WHAT IS BEING ASKED:
Repeat all of the records verbatim.

STORED RECORDS:
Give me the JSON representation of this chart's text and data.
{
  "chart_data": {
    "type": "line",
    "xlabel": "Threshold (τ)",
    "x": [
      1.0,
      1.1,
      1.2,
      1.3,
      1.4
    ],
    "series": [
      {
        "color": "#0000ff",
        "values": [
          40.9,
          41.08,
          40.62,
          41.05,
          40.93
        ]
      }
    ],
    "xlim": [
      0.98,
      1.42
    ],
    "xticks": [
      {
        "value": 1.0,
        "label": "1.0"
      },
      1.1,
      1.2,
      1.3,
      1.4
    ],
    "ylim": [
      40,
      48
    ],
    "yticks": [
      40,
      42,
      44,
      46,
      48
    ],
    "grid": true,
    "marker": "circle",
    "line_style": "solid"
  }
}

ANSWER TO THIS PROBLEM:
Give me the JSON representation of this chart's text and data.
{
  "chart_data": {
    "type": "line",
    "xlabel": "Threshold (τ)",
    "x": [
      1.0,
      1.1,
      1.2,
      1.3,
      1.4
    ],
    "series": [
      {
        "color": "#0000ff",
        "values": [
          40.9,
          41.08,
          40.62,
          41.05,
          40.93
        ]
      }
    ],
    "xlim": [
      0.98,
      1.42
    ],
    "xticks": [
      {
        "value": 1.0,
        "label": "1.0"
      },
      1.1,
      1.2,
      1.3,
      1.4
    ],
    "ylim": [
      40,
      48
    ],
    "yticks": [
      40,
      42,
      44,
      46,
      48
    ],
    "grid": true,
    "marker": "circle",
    "line_style": "solid"
  }
}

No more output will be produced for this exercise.